Do not copy the pictures; transcribe all other material exactly.

Record set
═══

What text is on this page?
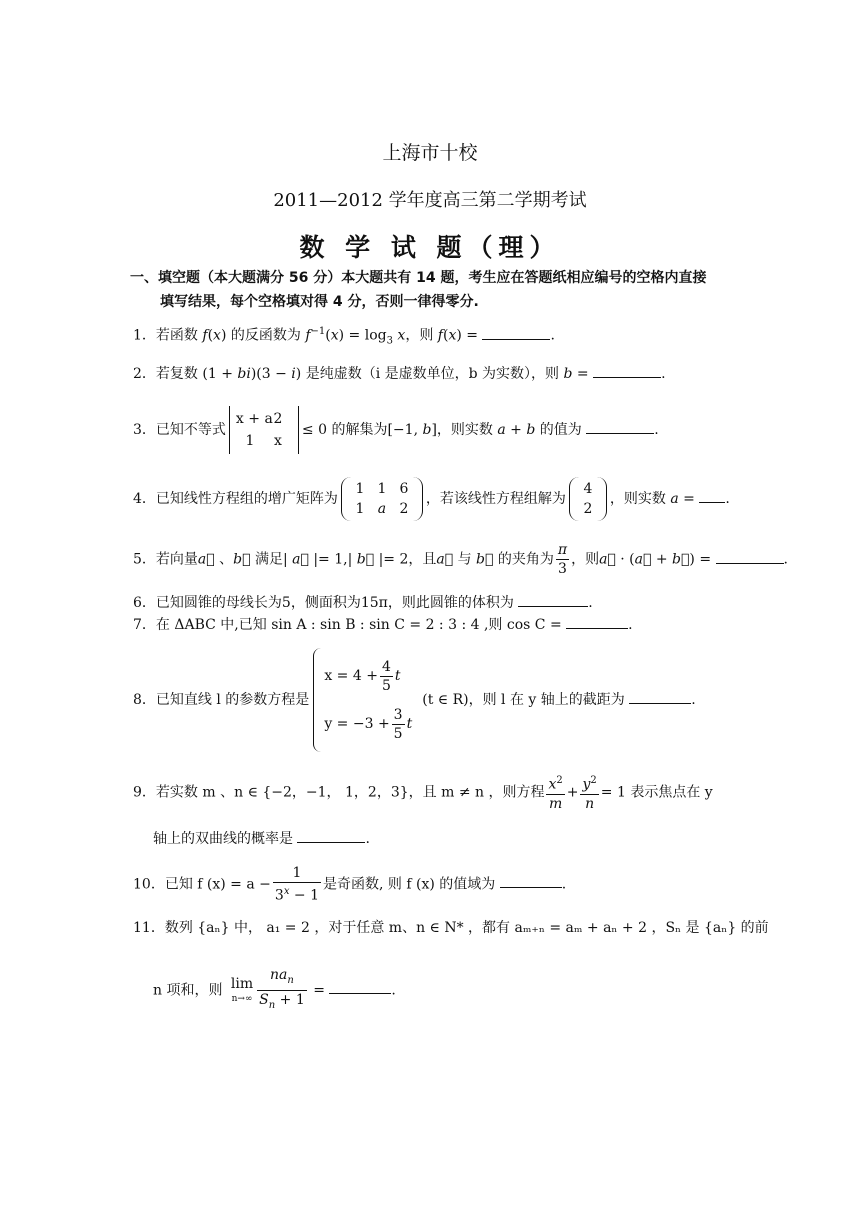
上海市十校
2011—2012 学年度高三第二学期考试
数 学 试 题（理）
一、填空题（本大题满分 56 分）本大题共有 14 题，考生应在答题纸相应编号的空格内直接
填写结果，每个空格填对得 4 分，否则一律得零分.
1．若函数 f(x) 的反函数为 $f^{-1}(x) = \log_3 x$，则 f(x) =	.
2．若复数 (1 + bi)(3 − i) 是纯虚数（i 是虚数单位，b 为实数），则 b =	.
3．已知不等式
x + a2
1 x
≤ 0 的解集为[−1, b]，则实数 a + b 的值为	.
4．已知线性方程组的增广矩阵为
1 1 6
1 a 2
，若该线性方程组解为
4
2
，则实数 a = .
5．若向量a⃗ 、b⃗ 满足| a⃗ |= 1,| b⃗ |= 2，且a⃗ 与 b⃗ 的夹角为 $\frac{\pi}{3}$ ，则a⃗ · (a⃗ + b⃗) =	.
6．已知圆锥的母线长为5，侧面积为15π，则此圆锥的体积为	.
7．在 ΔABC 中,已知 sin A : sin B : sin C = 2 : 3 : 4 ,则 cos C =	.
8．已知直线 l 的参数方程是
$x = 4 + \frac{4}{5}$ t
$y = -3 + \frac{3}{5}$ t
(t ∈ R)，则 l 在 y 轴上的截距为	.
9．若实数 m 、n ∈ {−2，−1， 1，2，3}，且 m ≠ n ，则方程 $\frac{x^2}{m} + \frac{y^2}{n} = 1$ 表示焦点在 y
轴上的双曲线的概率是	.
10．已知 f $(x) = a - \frac{1}{3^x - 1}$ 是奇函数, 则 f (x) 的值域为	.
11．数列 {aₙ} 中， a₁ = 2 ，对于任意 m、n ∈ N* ，都有 aₘ₊ₙ = aₘ + aₙ + 2 ，Sₙ 是 {aₙ} 的前
n 项和，则 lim
$n\to\infty \frac{na_n}{S_n + 1}$ =	.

═══

Answer to this problem
What text is on this page?
上海市十校
2011—2012 学年度高三第二学期考试
数 学 试 题（理）
一、填空题（本大题满分 56 分）本大题共有 14 题，考生应在答题纸相应编号的空格内直接
填写结果，每个空格填对得 4 分，否则一律得零分.
1．若函数 f(x) 的反函数为 $f^{-1}(x) = \log_3 x$，则 f(x) =	.
2．若复数 (1 + bi)(3 − i) 是纯虚数（i 是虚数单位，b 为实数），则 b =	.
3．已知不等式
x + a2
1 x
≤ 0 的解集为[−1, b]，则实数 a + b 的值为	.
4．已知线性方程组的增广矩阵为
1 1 6
1 a 2
，若该线性方程组解为
4
2
，则实数 a = .
5．若向量a⃗ 、b⃗ 满足| a⃗ |= 1,| b⃗ |= 2，且a⃗ 与 b⃗ 的夹角为 $\frac{\pi}{3}$ ，则a⃗ · (a⃗ + b⃗) =	.
6．已知圆锥的母线长为5，侧面积为15π，则此圆锥的体积为	.
7．在 ΔABC 中,已知 sin A : sin B : sin C = 2 : 3 : 4 ,则 cos C =	.
8．已知直线 l 的参数方程是
$x = 4 + \frac{4}{5}$ t
$y = -3 + \frac{3}{5}$ t
(t ∈ R)，则 l 在 y 轴上的截距为	.
9．若实数 m 、n ∈ {−2，−1， 1，2，3}，且 m ≠ n ，则方程 $\frac{x^2}{m} + \frac{y^2}{n} = 1$ 表示焦点在 y
轴上的双曲线的概率是	.
10．已知 f $(x) = a - \frac{1}{3^x - 1}$ 是奇函数, 则 f (x) 的值域为	.
11．数列 {aₙ} 中， a₁ = 2 ，对于任意 m、n ∈ N* ，都有 aₘ₊ₙ = aₘ + aₙ + 2 ，Sₙ 是 {aₙ} 的前
n 项和，则 lim
$n\to\infty \frac{na_n}{S_n + 1}$ =	.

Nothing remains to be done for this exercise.